Brief.
Find how many lines hold the word "Pauling". Give only the number.

╭─ Records provided

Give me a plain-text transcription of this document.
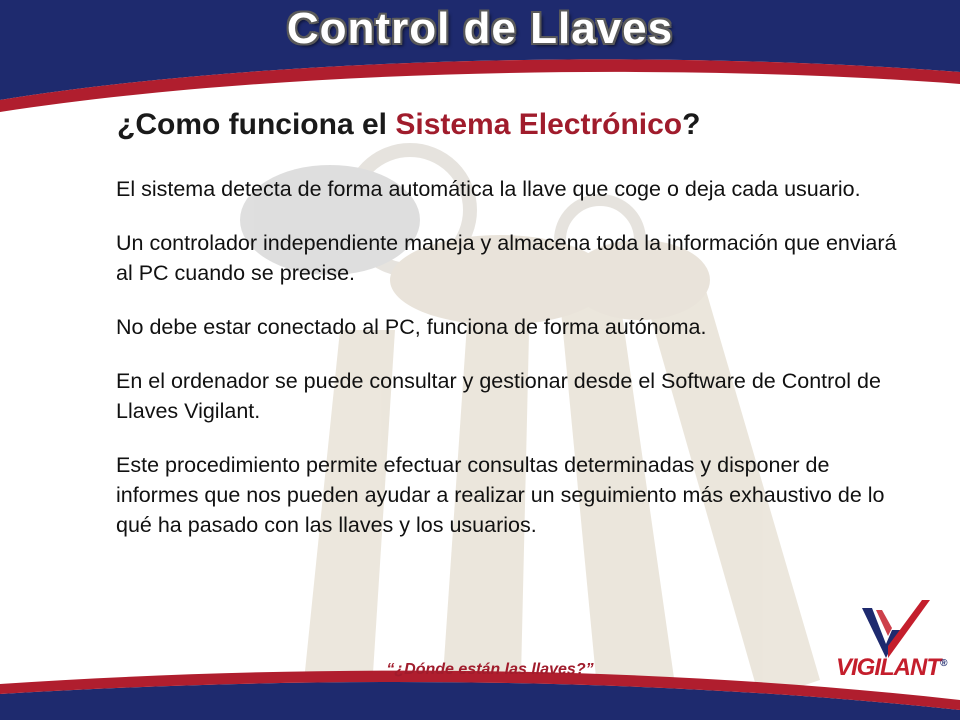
Control de Llaves
¿Como funciona el Sistema Electrónico?

El sistema detecta de forma automática la llave que coge o deja cada usuario.

Un controlador independiente maneja y almacena toda la información que enviará al PC cuando se precise.

No debe estar conectado al PC, funciona de forma autónoma.

En el ordenador se puede consultar y gestionar desde el Software de Control de Llaves Vigilant.

Este procedimiento permite efectuar consultas determinadas y disponer de informes que nos pueden ayudar a realizar un seguimiento más exhaustivo de lo qué ha pasado con las llaves y los usuarios.

“¿Dónde están las llaves?”	VIGILANT®
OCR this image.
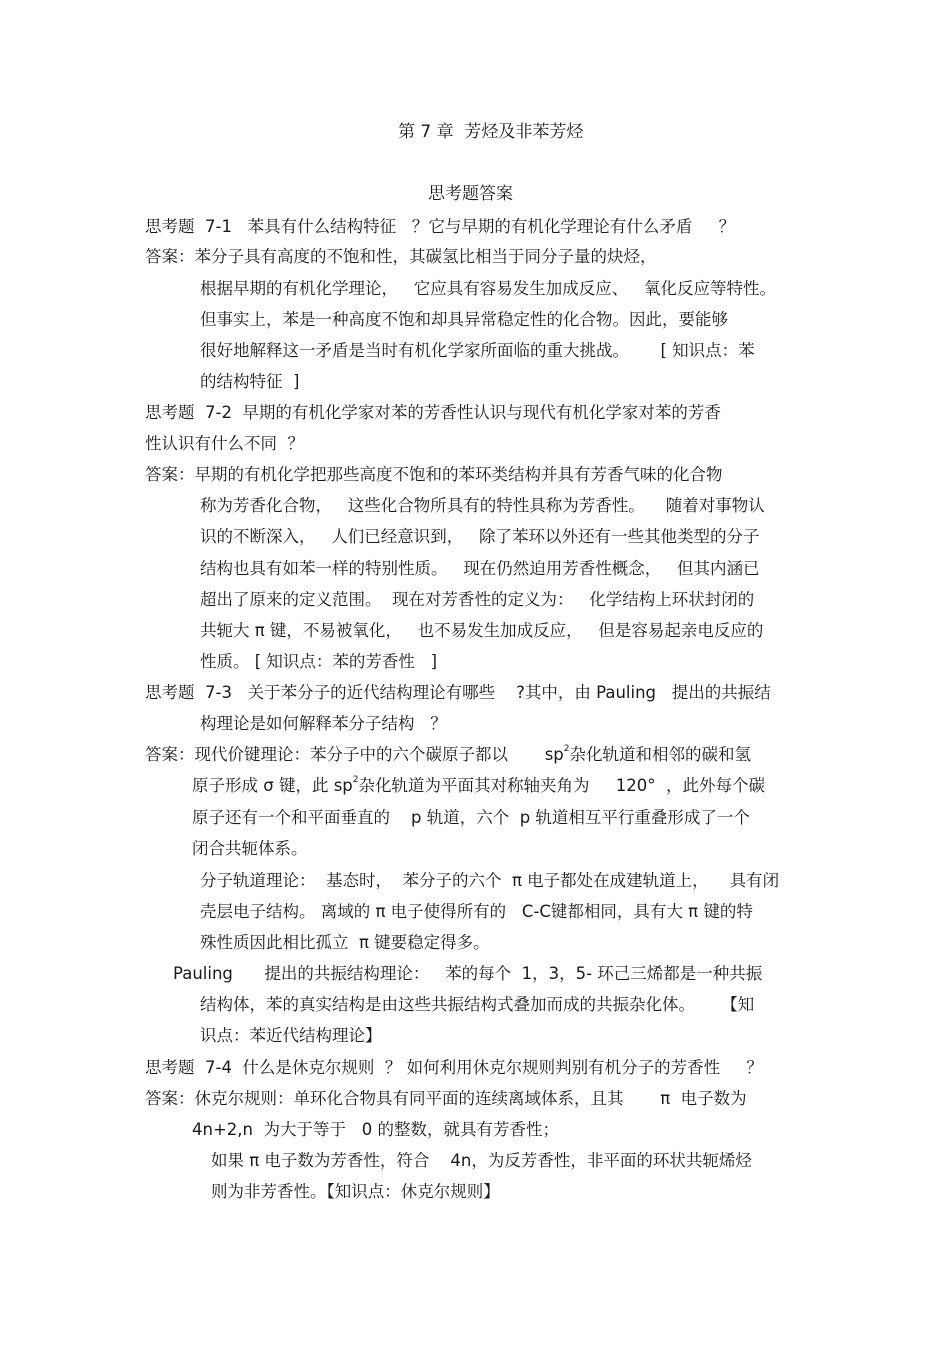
第 7 章  芳烃及非苯芳烃
思考题答案
思考题  7-1   苯具有什么结构特征   ？它与早期的有机化学理论有什么矛盾     ？
答案：苯分子具有高度的不饱和性，其碳氢比相当于同分子量的炔烃，
根据早期的有机化学理论，   它应具有容易发生加成反应、   氧化反应等特性。
但事实上，苯是一种高度不饱和却具异常稳定性的化合物。因此，要能够
很好地解释这一矛盾是当时有机化学家所面临的重大挑战。      [ 知识点：苯
的结构特征  ]
思考题  7-2  早期的有机化学家对苯的芳香性认识与现代有机化学家对苯的芳香
性认识有什么不同  ？
答案：早期的有机化学把那些高度不饱和的苯环类结构并具有芳香气味的化合物
称为芳香化合物，   这些化合物所具有的特性具称为芳香性。    随着对事物认
识的不断深入，   人们已经意识到，   除了苯环以外还有一些其他类型的分子
结构也具有如苯一样的特别性质。   现在仍然迫用芳香性概念，   但其内涵已
超出了原来的定义范围。  现在对芳香性的定义为：   化学结构上环状封闭的
共轭大 π 键，不易被氧化，   也不易发生加成反应，   但是容易起亲电反应的
性质。 [ 知识点：苯的芳香性   ]
思考题  7-3   关于苯分子的近代结构理论有哪些    ?其中，由 Pauling   提出的共振结
构理论是如何解释苯分子结构   ？
答案：现代价键理论：苯分子中的六个碳原子都以       $sp^2$杂化轨道和相邻的碳和氢
原子形成 σ 键，此 $sp^2$杂化轨道为平面其对称轴夹角为     120°  ，此外每个碳
原子还有一个和平面垂直的    p 轨道，六个  p 轨道相互平行重叠形成了一个
闭合共轭体系。
分子轨道理论：  基态时，  苯分子的六个  π 电子都处在成建轨道上，    具有闭
壳层电子结构。 离域的 π 电子使得所有的   C-C键都相同，具有大 π 键的特
殊性质因此相比孤立  π 键要稳定得多。
Pauling      提出的共振结构理论：   苯的每个  1，3，5- 环己三烯都是一种共振
结构体，苯的真实结构是由这些共振结构式叠加而成的共振杂化体。     【知
识点：苯近代结构理论】
思考题  7-4  什么是休克尔规则  ？ 如何利用休克尔规则判别有机分子的芳香性     ？
答案：休克尔规则：单环化合物具有同平面的连续离域体系，且其       π  电子数为
4n+2,n  为大于等于   0 的整数，就具有芳香性；
如果 π 电子数为芳香性，符合    4n，为反芳香性，非平面的环状共轭烯烃
则为非芳香性。【知识点：休克尔规则】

╰─

Output of the task.
2